■ REQUIRED TASK
In the passage about glibc's memcpy, what was memcpy@GLIBC_2.2.5 aliased to in glibc 2.14?

In the general case, does this actually change the API/ABI that your
application uses, or does it just change the ABI that your application
_claims_ to expect? That is, does your memcpy.c emit code that actually
intends to call memcpy@GLIBC_2.2.5, or does it emit code that intends to
call memcpy@@GLIBC_2.14 but lies about it because of .symver?
In the particular case of memcpy, I think this is fine because the ABI
change from 2.2.5 to 2.14 is forwards-compatible, if I'm reading the
manpage and glibc commit 0354e355 right. glibc used to have a memcpy that
was safe to call with overlapping regions; the spec says memcpy requires
the regions not to overlap, and you should use memmove if they overlap. In
glibc 2.13, they optimized it assuming the regions didn't overlap, which
broke older programs. So in glibc 2.14, they aliased memcpy@GLIBC_2.2.5 to
memmove, and added the symbol version GLIBC_2.14 to the new, optimized
memcpy.

(Data records)

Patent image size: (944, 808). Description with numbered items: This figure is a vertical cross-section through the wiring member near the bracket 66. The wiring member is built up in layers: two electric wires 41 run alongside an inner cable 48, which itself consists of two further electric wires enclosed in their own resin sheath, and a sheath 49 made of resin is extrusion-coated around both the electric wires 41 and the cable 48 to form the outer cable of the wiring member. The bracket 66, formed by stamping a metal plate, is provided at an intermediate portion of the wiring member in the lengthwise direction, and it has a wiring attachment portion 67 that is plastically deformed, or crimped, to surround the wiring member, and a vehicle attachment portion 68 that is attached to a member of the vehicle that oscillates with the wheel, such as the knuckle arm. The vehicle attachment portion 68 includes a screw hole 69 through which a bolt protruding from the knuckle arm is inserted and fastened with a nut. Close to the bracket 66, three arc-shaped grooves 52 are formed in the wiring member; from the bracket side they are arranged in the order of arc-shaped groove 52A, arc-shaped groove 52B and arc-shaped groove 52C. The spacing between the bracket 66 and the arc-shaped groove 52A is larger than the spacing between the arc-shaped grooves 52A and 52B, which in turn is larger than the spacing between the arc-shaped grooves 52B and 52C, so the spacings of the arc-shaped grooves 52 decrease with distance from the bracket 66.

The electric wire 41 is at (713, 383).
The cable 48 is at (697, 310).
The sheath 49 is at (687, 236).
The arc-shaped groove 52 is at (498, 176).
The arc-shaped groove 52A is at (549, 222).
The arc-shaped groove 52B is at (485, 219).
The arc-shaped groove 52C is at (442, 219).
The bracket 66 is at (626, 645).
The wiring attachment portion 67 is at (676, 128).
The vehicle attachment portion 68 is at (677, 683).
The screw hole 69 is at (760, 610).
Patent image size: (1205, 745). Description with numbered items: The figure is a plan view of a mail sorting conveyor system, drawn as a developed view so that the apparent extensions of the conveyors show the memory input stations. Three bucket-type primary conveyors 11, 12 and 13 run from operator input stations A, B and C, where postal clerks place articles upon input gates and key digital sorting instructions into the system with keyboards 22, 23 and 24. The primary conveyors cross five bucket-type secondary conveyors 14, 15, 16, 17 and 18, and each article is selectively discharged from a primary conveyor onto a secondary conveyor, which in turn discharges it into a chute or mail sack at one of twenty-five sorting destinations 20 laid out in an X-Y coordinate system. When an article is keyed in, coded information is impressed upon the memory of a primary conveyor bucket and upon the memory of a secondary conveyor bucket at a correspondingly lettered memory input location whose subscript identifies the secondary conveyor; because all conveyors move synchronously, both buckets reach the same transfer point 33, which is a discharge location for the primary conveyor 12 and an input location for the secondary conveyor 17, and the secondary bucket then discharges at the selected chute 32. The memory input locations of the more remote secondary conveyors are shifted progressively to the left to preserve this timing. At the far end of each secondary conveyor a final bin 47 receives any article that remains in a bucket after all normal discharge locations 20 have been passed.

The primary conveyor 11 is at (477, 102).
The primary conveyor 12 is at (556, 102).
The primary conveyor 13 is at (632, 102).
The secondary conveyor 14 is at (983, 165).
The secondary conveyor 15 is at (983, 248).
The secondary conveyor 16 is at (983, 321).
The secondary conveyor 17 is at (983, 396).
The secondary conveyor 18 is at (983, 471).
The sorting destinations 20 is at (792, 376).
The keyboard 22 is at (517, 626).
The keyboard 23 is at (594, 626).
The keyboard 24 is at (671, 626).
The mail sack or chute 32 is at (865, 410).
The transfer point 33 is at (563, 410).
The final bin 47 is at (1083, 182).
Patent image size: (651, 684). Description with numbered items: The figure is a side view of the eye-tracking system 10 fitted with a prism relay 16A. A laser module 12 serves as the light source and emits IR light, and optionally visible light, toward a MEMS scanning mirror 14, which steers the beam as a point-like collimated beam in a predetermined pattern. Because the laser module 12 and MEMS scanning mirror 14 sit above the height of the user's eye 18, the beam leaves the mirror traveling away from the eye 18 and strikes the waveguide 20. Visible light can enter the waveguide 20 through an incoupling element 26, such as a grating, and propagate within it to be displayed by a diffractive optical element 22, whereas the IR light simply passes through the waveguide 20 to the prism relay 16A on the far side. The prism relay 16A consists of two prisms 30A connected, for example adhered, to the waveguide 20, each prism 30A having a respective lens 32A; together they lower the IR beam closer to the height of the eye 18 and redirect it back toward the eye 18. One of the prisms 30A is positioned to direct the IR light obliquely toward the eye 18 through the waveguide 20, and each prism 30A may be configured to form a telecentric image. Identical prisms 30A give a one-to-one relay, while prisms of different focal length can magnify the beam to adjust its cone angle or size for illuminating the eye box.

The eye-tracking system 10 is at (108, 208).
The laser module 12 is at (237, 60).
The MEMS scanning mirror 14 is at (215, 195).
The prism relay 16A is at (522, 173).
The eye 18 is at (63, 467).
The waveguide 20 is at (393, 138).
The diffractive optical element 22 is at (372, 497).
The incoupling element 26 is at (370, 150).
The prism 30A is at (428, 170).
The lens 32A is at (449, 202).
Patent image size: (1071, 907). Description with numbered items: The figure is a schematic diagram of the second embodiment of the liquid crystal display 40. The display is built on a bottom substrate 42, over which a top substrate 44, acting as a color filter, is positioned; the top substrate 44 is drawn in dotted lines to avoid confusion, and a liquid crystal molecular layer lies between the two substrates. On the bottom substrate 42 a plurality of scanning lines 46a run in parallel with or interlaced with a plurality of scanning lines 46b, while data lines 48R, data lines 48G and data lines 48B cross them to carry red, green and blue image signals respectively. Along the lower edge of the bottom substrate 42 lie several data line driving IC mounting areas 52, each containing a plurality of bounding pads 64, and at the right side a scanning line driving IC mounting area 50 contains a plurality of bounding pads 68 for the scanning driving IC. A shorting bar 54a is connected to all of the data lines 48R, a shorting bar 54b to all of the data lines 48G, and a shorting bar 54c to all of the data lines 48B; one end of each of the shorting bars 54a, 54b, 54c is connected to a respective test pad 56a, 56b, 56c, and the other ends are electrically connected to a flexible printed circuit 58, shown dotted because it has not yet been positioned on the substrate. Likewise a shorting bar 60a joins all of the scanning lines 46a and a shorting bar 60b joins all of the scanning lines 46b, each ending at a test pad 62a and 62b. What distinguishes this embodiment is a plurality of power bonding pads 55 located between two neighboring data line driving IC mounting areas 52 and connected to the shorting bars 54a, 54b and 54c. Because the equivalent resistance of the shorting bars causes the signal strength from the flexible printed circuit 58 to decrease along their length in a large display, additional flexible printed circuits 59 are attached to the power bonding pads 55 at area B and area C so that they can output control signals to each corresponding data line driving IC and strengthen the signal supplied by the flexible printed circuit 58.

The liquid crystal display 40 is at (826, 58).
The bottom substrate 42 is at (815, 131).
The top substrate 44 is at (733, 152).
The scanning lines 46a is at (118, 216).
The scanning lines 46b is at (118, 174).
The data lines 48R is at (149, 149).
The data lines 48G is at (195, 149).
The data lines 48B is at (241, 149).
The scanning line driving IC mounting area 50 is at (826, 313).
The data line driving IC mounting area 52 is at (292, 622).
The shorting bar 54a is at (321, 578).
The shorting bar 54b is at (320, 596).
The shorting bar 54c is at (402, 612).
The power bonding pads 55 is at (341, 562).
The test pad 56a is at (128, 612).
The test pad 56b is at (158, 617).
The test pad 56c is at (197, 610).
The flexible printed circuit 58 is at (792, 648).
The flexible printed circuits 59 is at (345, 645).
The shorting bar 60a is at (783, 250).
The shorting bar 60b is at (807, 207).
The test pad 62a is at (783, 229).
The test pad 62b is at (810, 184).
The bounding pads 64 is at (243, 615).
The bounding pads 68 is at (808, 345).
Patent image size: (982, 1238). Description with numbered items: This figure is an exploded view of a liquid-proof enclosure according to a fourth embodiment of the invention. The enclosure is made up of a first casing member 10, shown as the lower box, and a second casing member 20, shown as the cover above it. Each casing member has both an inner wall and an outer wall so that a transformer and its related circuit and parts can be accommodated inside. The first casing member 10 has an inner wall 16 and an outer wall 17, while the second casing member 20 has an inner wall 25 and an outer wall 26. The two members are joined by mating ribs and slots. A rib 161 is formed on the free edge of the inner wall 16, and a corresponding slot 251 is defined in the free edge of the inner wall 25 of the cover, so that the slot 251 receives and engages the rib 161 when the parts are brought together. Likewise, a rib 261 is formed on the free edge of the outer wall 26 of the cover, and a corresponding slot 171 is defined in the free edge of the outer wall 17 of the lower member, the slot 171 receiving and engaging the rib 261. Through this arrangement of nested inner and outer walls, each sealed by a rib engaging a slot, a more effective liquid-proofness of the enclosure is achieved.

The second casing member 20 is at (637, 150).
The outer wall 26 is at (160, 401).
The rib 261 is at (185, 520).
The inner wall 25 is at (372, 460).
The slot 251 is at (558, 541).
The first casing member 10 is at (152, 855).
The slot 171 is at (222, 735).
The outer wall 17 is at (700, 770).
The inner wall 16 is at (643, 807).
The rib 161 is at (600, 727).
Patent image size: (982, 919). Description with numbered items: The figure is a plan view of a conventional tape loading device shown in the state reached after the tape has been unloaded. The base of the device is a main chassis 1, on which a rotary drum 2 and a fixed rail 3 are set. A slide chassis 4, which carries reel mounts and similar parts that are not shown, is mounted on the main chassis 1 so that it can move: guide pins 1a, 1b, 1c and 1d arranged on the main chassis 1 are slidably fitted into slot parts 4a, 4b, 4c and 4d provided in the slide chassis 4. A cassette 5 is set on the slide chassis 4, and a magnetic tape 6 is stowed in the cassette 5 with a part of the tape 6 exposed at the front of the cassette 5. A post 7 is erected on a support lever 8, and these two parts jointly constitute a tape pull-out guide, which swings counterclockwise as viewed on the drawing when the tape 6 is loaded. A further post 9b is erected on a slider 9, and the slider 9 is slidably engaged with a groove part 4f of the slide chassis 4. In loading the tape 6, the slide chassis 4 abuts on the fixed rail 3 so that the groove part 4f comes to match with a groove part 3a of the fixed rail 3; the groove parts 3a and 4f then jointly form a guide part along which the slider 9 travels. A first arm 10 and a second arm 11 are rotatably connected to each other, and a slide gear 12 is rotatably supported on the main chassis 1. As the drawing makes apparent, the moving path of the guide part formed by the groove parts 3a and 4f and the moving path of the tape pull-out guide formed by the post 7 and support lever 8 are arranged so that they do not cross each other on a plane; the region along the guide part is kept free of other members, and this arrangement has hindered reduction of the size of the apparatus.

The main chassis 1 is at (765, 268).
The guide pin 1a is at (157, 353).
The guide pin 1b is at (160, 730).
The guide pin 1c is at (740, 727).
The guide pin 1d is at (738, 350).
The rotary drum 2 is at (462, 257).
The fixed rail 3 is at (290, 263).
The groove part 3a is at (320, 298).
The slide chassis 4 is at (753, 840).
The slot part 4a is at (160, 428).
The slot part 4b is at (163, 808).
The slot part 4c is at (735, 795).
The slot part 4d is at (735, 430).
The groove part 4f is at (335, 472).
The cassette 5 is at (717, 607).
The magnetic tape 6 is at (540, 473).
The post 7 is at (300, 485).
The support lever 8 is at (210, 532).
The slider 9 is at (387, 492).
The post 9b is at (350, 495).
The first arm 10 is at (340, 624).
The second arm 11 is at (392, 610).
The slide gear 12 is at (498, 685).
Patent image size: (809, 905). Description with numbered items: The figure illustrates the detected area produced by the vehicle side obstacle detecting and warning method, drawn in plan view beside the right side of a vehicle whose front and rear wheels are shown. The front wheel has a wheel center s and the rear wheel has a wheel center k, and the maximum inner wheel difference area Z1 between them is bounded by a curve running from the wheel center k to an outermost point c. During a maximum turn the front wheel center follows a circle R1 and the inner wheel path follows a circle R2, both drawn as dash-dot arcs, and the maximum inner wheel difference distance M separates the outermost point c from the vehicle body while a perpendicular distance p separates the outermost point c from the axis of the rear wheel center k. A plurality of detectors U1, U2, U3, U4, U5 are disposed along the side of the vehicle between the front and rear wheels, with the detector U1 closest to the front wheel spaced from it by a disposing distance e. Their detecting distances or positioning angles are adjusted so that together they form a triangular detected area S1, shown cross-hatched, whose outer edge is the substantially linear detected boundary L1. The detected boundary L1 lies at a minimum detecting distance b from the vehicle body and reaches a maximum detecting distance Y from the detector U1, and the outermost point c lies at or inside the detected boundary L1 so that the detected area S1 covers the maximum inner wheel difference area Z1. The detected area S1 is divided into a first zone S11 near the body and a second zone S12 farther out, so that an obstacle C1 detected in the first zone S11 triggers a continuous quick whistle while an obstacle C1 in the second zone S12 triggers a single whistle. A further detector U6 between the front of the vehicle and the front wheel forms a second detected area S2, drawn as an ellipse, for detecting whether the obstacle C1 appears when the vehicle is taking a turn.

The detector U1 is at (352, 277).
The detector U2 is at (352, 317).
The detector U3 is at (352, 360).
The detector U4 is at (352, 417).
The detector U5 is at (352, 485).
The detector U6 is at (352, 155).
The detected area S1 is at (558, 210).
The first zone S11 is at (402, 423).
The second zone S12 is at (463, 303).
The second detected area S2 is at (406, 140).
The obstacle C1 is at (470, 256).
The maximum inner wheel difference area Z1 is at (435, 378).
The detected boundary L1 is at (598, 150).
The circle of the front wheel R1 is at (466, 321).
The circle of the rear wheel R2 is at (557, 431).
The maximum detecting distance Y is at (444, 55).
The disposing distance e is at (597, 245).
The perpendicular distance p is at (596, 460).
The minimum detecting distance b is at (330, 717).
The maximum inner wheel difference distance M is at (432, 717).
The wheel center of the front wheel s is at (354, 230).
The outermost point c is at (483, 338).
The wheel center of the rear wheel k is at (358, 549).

■ OUTPUT OF THE EXERCISE
memmove